### WHAT IS BEING ASKED:
Every line that contains "statement" counts once; give the total number of such lines, with no other words.

### RECORDS FOR PROCESSING:
========

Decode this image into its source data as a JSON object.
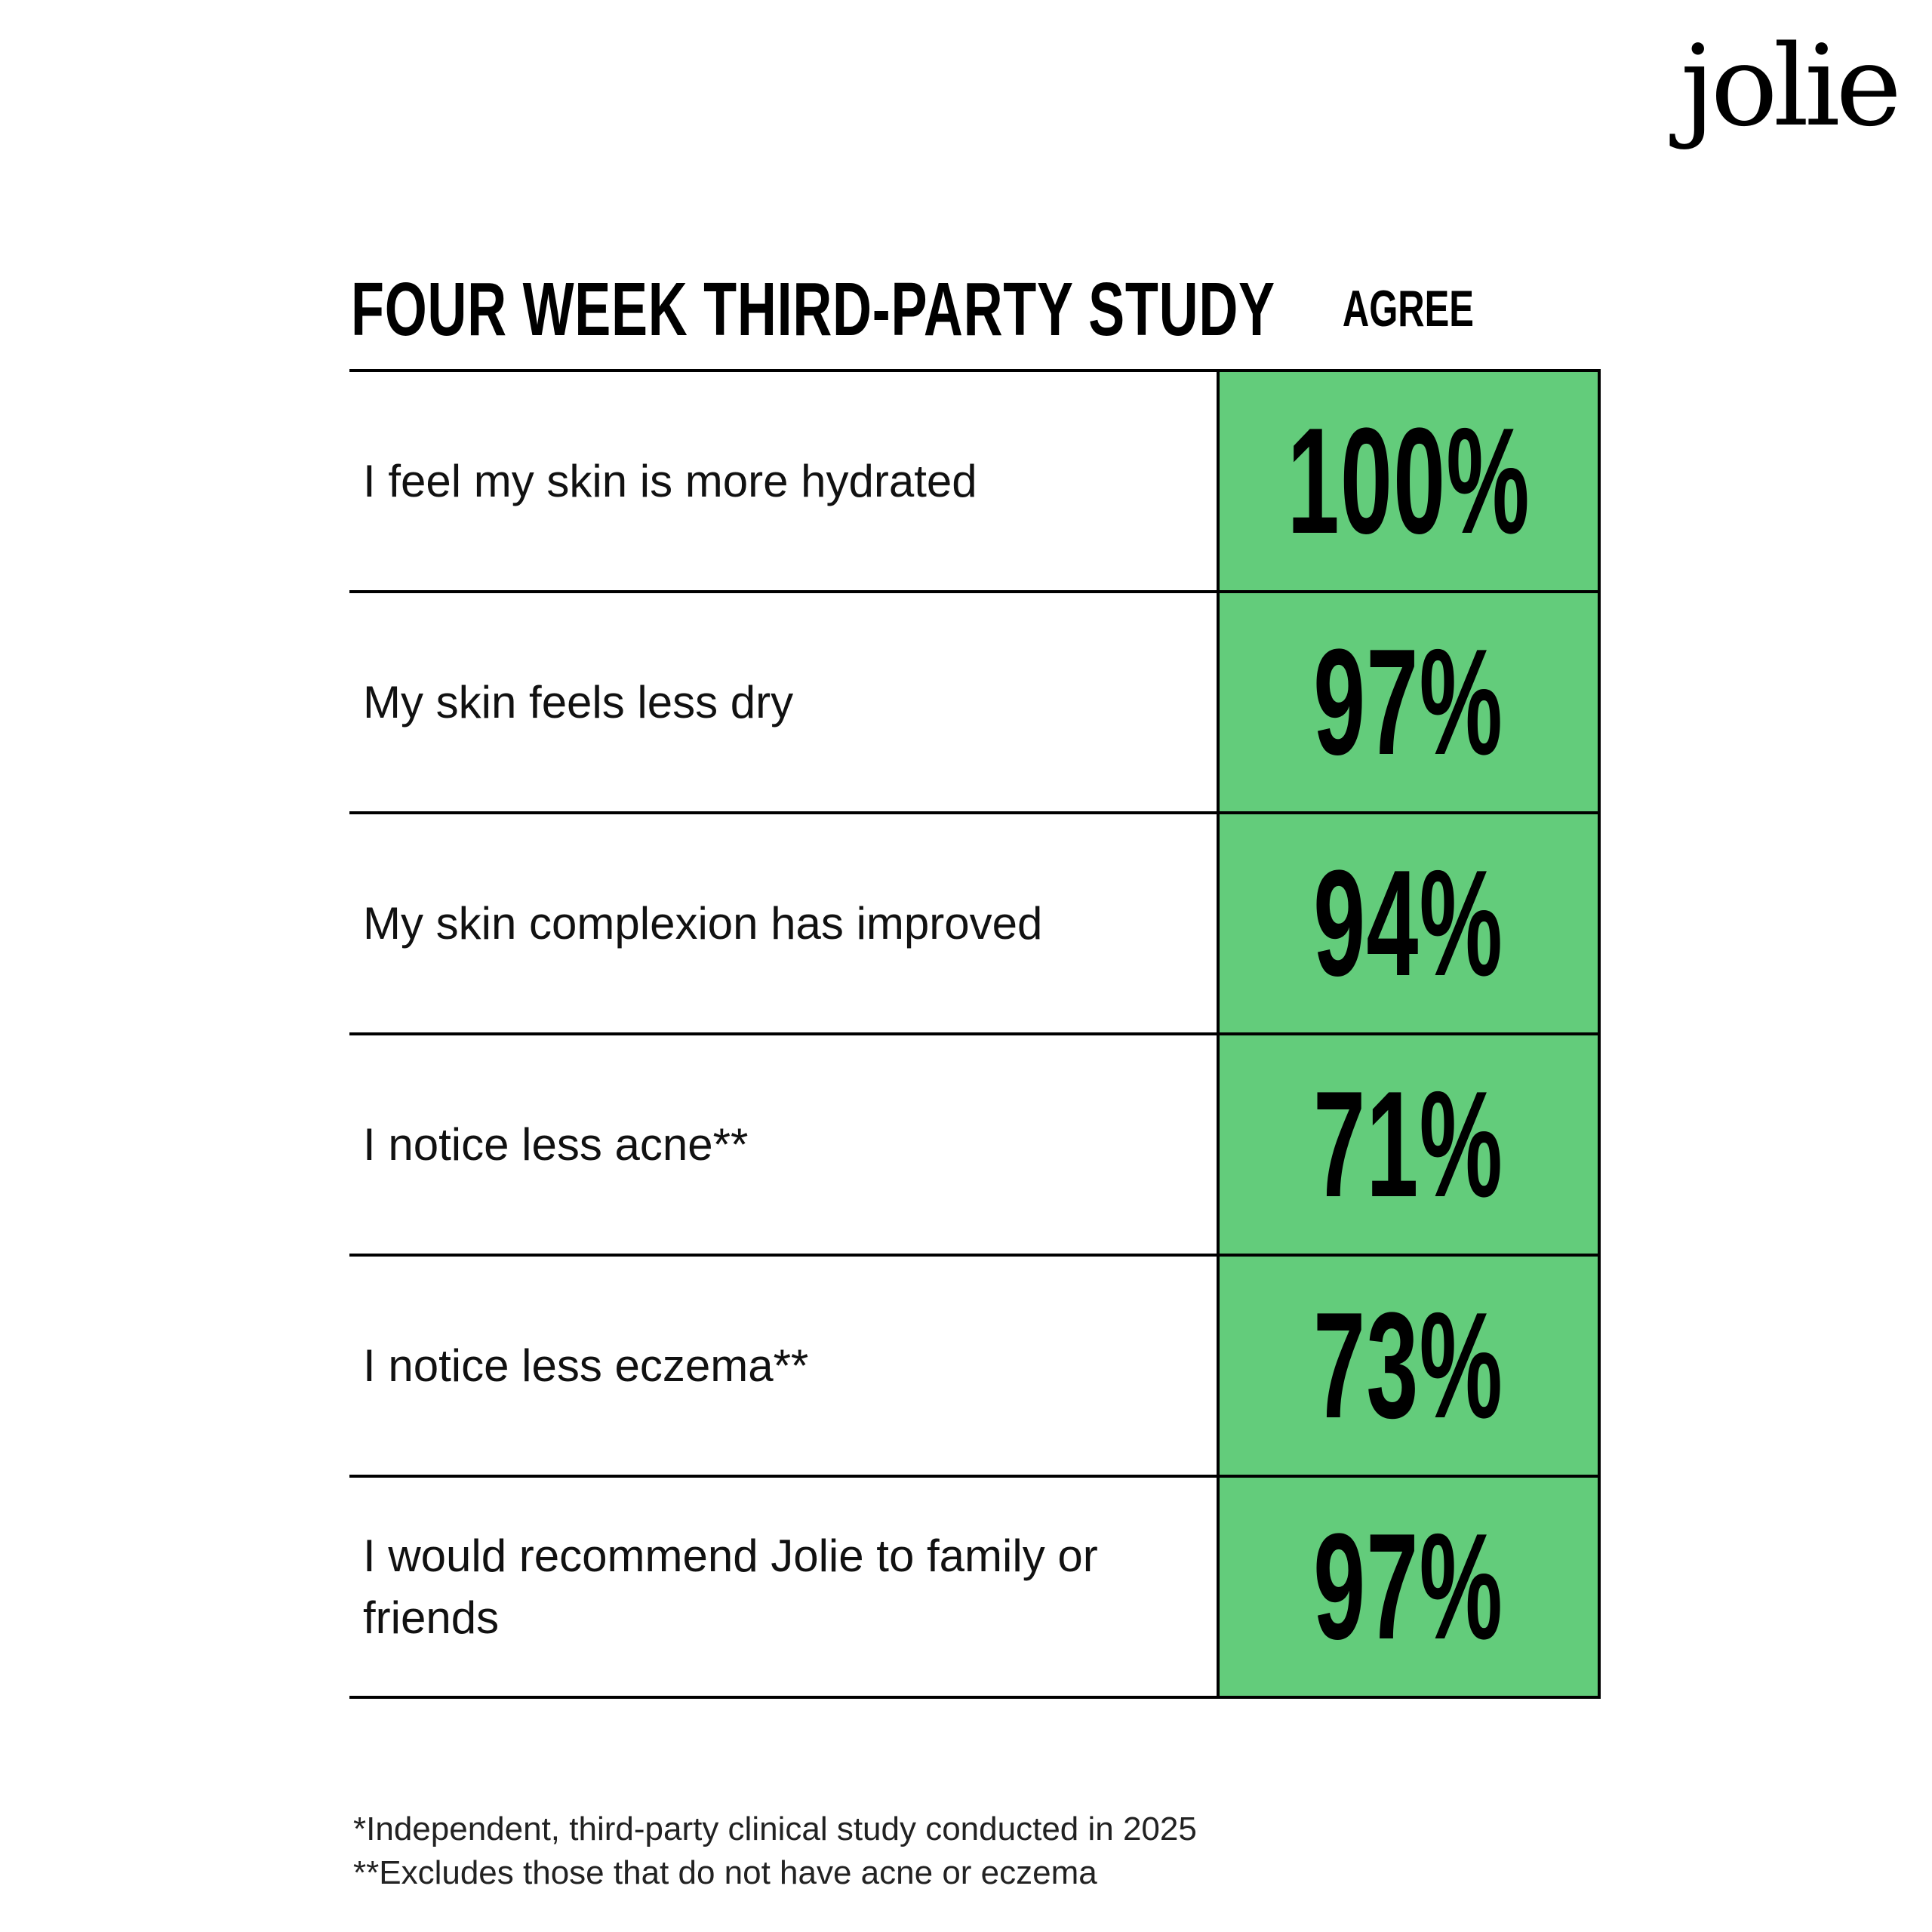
{
  "brand": {
    "logo_text": "jolie"
  },
  "chart_data": {
    "type": "table",
    "title": "FOUR WEEK THIRD-PARTY STUDY",
    "value_header": "AGREE",
    "rows": [
      {
        "statement": "I feel my skin is more hydrated",
        "value": 100,
        "label": "100%"
      },
      {
        "statement": "My skin feels less dry",
        "value": 97,
        "label": "97%"
      },
      {
        "statement": "My skin complexion has improved",
        "value": 94,
        "label": "94%"
      },
      {
        "statement": "I notice less acne**",
        "value": 71,
        "label": "71%"
      },
      {
        "statement": "I notice less eczema**",
        "value": 73,
        "label": "73%"
      },
      {
        "statement": "I would recommend Jolie to family or friends",
        "value": 97,
        "label": "97%"
      }
    ],
    "highlight_color": "#63cc7b"
  },
  "footnotes": [
    "*Independent, third-party clinical study conducted in 2025",
    "**Excludes those that do not have acne or eczema"
  ]
}
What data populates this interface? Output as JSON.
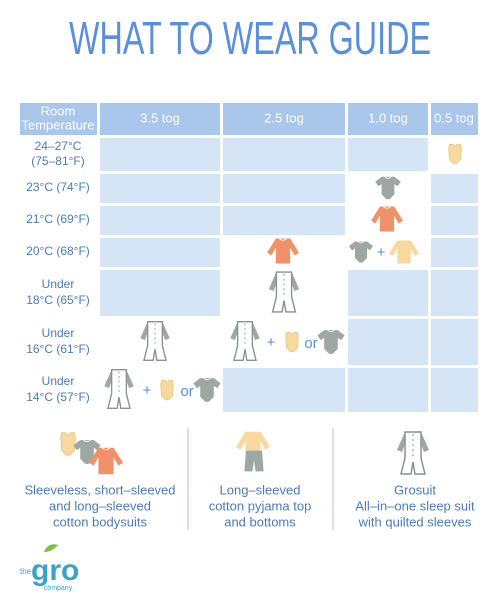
{
  "title": "WHAT TO WEAR GUIDE",
  "table": {
    "header": {
      "corner": [
        "Room",
        "Temperature"
      ],
      "togs": [
        "3.5 tog",
        "2.5 tog",
        "1.0 tog",
        "0.5 tog"
      ]
    },
    "rows": [
      {
        "label": [
          "24–27°C",
          "(75–81°F)"
        ]
      },
      {
        "label": [
          "23°C (74°F)"
        ]
      },
      {
        "label": [
          "21°C (69°F)"
        ]
      },
      {
        "label": [
          "20°C (68°F)"
        ],
        "connectors": [
          "+"
        ]
      },
      {
        "label": [
          "Under",
          "18°C (65°F)"
        ]
      },
      {
        "label": [
          "Under",
          "16°C (61°F)"
        ],
        "connectors": [
          "+",
          "or"
        ]
      },
      {
        "label": [
          "Under",
          "14°C (57°F)"
        ],
        "connectors": [
          "+",
          "or"
        ]
      }
    ]
  },
  "legend": [
    {
      "lines": [
        "Sleeveless, short–sleeved",
        "and long–sleeved",
        "cotton bodysuits"
      ]
    },
    {
      "lines": [
        "Long–sleeved",
        "cotton pyjama top",
        "and bottoms"
      ]
    },
    {
      "lines": [
        "Grosuit",
        "All–in–one sleep suit",
        "with quilted sleeves"
      ]
    }
  ],
  "logo": {
    "small": "the",
    "name": "gro",
    "tagline": "company"
  }
}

========

### TASK RESPONSE:
6